--- Begin Record excerpts ---

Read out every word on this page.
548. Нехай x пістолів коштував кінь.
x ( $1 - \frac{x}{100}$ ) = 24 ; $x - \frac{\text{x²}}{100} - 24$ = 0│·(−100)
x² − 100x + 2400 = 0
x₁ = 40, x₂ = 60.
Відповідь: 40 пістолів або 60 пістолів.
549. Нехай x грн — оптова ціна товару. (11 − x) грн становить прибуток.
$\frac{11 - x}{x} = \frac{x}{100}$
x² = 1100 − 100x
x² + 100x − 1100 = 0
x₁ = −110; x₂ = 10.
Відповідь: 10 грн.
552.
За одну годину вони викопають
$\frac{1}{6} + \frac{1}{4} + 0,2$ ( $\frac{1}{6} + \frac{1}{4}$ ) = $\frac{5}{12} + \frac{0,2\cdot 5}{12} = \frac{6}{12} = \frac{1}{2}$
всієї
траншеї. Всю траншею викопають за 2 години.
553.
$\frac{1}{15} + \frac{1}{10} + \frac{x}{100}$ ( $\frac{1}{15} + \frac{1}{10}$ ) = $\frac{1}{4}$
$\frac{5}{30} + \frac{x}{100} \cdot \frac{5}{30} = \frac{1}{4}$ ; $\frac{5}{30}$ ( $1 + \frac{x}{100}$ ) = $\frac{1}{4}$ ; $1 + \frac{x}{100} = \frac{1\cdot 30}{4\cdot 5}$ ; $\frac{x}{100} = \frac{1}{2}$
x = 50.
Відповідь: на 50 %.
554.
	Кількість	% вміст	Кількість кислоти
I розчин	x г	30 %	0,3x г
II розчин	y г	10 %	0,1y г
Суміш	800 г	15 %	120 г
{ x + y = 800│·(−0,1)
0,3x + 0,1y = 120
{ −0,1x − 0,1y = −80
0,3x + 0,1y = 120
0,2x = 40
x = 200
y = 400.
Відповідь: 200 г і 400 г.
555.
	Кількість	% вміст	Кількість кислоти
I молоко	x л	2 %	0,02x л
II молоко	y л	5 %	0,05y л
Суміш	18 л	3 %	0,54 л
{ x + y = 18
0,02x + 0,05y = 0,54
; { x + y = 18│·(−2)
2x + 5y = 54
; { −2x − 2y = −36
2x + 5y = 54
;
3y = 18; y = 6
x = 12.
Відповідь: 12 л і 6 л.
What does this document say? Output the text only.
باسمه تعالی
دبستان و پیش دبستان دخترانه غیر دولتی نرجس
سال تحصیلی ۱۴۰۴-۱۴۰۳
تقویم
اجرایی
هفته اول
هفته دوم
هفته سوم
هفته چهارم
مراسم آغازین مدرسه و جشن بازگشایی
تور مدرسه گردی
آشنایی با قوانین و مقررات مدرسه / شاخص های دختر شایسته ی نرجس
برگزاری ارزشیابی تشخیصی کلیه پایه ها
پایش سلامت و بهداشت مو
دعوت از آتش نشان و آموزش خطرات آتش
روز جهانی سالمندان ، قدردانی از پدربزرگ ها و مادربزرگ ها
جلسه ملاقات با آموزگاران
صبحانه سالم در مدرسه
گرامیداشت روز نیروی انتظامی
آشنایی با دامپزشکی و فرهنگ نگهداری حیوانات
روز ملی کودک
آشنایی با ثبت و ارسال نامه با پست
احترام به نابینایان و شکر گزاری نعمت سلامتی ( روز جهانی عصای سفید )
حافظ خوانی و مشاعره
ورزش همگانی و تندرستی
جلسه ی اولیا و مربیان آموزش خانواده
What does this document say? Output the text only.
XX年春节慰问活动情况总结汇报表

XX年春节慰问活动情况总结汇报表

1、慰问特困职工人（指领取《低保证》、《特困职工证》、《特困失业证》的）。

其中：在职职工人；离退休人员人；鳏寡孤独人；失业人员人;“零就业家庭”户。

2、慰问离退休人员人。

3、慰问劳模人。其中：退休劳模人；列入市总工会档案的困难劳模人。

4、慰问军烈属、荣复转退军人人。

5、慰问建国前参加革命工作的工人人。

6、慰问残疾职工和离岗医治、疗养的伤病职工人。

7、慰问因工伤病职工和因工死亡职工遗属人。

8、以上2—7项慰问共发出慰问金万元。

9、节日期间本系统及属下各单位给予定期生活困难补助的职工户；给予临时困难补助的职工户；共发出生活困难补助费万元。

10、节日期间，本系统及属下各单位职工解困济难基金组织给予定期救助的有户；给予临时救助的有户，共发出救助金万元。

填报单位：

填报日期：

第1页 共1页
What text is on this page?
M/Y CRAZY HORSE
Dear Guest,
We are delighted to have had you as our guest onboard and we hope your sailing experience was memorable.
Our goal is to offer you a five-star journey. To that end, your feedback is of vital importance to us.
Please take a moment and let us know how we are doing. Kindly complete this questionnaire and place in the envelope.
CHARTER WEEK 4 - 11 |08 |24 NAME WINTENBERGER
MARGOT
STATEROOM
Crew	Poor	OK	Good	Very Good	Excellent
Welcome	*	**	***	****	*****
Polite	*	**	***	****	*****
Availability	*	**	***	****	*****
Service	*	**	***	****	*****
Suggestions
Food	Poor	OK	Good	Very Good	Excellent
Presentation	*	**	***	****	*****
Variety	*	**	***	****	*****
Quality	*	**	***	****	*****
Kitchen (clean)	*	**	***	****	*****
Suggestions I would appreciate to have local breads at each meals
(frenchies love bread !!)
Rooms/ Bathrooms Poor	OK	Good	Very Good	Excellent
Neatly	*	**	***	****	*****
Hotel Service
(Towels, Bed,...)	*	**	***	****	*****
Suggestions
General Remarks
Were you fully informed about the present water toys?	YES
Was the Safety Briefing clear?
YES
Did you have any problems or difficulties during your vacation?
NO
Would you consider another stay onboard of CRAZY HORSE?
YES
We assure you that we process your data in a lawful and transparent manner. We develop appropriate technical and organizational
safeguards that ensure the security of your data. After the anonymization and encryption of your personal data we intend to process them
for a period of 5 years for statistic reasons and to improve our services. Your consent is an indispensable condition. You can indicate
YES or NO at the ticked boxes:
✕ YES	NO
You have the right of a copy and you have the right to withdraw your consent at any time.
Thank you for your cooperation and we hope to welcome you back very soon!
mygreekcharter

--- End Record excerpts ---

Task requirements » Write out the entire listing exactly.

Answer for the task »
Read out every word on this page.
548. Нехай x пістолів коштував кінь.
x ( $1 - \frac{x}{100}$ ) = 24 ; $x - \frac{\text{x²}}{100} - 24$ = 0│·(−100)
x² − 100x + 2400 = 0
x₁ = 40, x₂ = 60.
Відповідь: 40 пістолів або 60 пістолів.
549. Нехай x грн — оптова ціна товару. (11 − x) грн становить прибуток.
$\frac{11 - x}{x} = \frac{x}{100}$
x² = 1100 − 100x
x² + 100x − 1100 = 0
x₁ = −110; x₂ = 10.
Відповідь: 10 грн.
552.
За одну годину вони викопають
$\frac{1}{6} + \frac{1}{4} + 0,2$ ( $\frac{1}{6} + \frac{1}{4}$ ) = $\frac{5}{12} + \frac{0,2\cdot 5}{12} = \frac{6}{12} = \frac{1}{2}$
всієї
траншеї. Всю траншею викопають за 2 години.
553.
$\frac{1}{15} + \frac{1}{10} + \frac{x}{100}$ ( $\frac{1}{15} + \frac{1}{10}$ ) = $\frac{1}{4}$
$\frac{5}{30} + \frac{x}{100} \cdot \frac{5}{30} = \frac{1}{4}$ ; $\frac{5}{30}$ ( $1 + \frac{x}{100}$ ) = $\frac{1}{4}$ ; $1 + \frac{x}{100} = \frac{1\cdot 30}{4\cdot 5}$ ; $\frac{x}{100} = \frac{1}{2}$
x = 50.
Відповідь: на 50 %.
554.
	Кількість	% вміст	Кількість кислоти
I розчин	x г	30 %	0,3x г
II розчин	y г	10 %	0,1y г
Суміш	800 г	15 %	120 г
{ x + y = 800│·(−0,1)
0,3x + 0,1y = 120
{ −0,1x − 0,1y = −80
0,3x + 0,1y = 120
0,2x = 40
x = 200
y = 400.
Відповідь: 200 г і 400 г.
555.
	Кількість	% вміст	Кількість кислоти
I молоко	x л	2 %	0,02x л
II молоко	y л	5 %	0,05y л
Суміш	18 л	3 %	0,54 л
{ x + y = 18
0,02x + 0,05y = 0,54
; { x + y = 18│·(−2)
2x + 5y = 54
; { −2x − 2y = −36
2x + 5y = 54
;
3y = 18; y = 6
x = 12.
Відповідь: 12 л і 6 л.
What does this document say? Output the text only.
باسمه تعالی
دبستان و پیش دبستان دخترانه غیر دولتی نرجس
سال تحصیلی ۱۴۰۴-۱۴۰۳
تقویم
اجرایی
هفته اول
هفته دوم
هفته سوم
هفته چهارم
مراسم آغازین مدرسه و جشن بازگشایی
تور مدرسه گردی
آشنایی با قوانین و مقررات مدرسه / شاخص های دختر شایسته ی نرجس
برگزاری ارزشیابی تشخیصی کلیه پایه ها
پایش سلامت و بهداشت مو
دعوت از آتش نشان و آموزش خطرات آتش
روز جهانی سالمندان ، قدردانی از پدربزرگ ها و مادربزرگ ها
جلسه ملاقات با آموزگاران
صبحانه سالم در مدرسه
گرامیداشت روز نیروی انتظامی
آشنایی با دامپزشکی و فرهنگ نگهداری حیوانات
روز ملی کودک
آشنایی با ثبت و ارسال نامه با پست
احترام به نابینایان و شکر گزاری نعمت سلامتی ( روز جهانی عصای سفید )
حافظ خوانی و مشاعره
ورزش همگانی و تندرستی
جلسه ی اولیا و مربیان آموزش خانواده
What does this document say? Output the text only.
XX年春节慰问活动情况总结汇报表

XX年春节慰问活动情况总结汇报表

1、慰问特困职工人（指领取《低保证》、《特困职工证》、《特困失业证》的）。

其中：在职职工人；离退休人员人；鳏寡孤独人；失业人员人;“零就业家庭”户。

2、慰问离退休人员人。

3、慰问劳模人。其中：退休劳模人；列入市总工会档案的困难劳模人。

4、慰问军烈属、荣复转退军人人。

5、慰问建国前参加革命工作的工人人。

6、慰问残疾职工和离岗医治、疗养的伤病职工人。

7、慰问因工伤病职工和因工死亡职工遗属人。

8、以上2—7项慰问共发出慰问金万元。

9、节日期间本系统及属下各单位给予定期生活困难补助的职工户；给予临时困难补助的职工户；共发出生活困难补助费万元。

10、节日期间，本系统及属下各单位职工解困济难基金组织给予定期救助的有户；给予临时救助的有户，共发出救助金万元。

填报单位：

填报日期：

第1页 共1页
What text is on this page?
M/Y CRAZY HORSE
Dear Guest,
We are delighted to have had you as our guest onboard and we hope your sailing experience was memorable.
Our goal is to offer you a five-star journey. To that end, your feedback is of vital importance to us.
Please take a moment and let us know how we are doing. Kindly complete this questionnaire and place in the envelope.
CHARTER WEEK 4 - 11 |08 |24 NAME WINTENBERGER
MARGOT
STATEROOM
Crew	Poor	OK	Good	Very Good	Excellent
Welcome	*	**	***	****	*****
Polite	*	**	***	****	*****
Availability	*	**	***	****	*****
Service	*	**	***	****	*****
Suggestions
Food	Poor	OK	Good	Very Good	Excellent
Presentation	*	**	***	****	*****
Variety	*	**	***	****	*****
Quality	*	**	***	****	*****
Kitchen (clean)	*	**	***	****	*****
Suggestions I would appreciate to have local breads at each meals
(frenchies love bread !!)
Rooms/ Bathrooms Poor	OK	Good	Very Good	Excellent
Neatly	*	**	***	****	*****
Hotel Service
(Towels, Bed,...)	*	**	***	****	*****
Suggestions
General Remarks
Were you fully informed about the present water toys?	YES
Was the Safety Briefing clear?
YES
Did you have any problems or difficulties during your vacation?
NO
Would you consider another stay onboard of CRAZY HORSE?
YES
We assure you that we process your data in a lawful and transparent manner. We develop appropriate technical and organizational
safeguards that ensure the security of your data. After the anonymization and encryption of your personal data we intend to process them
for a period of 5 years for statistic reasons and to improve our services. Your consent is an indispensable condition. You can indicate
YES or NO at the ticked boxes:
✕ YES	NO
You have the right of a copy and you have the right to withdraw your consent at any time.
Thank you for your cooperation and we hope to welcome you back very soon!
mygreekcharter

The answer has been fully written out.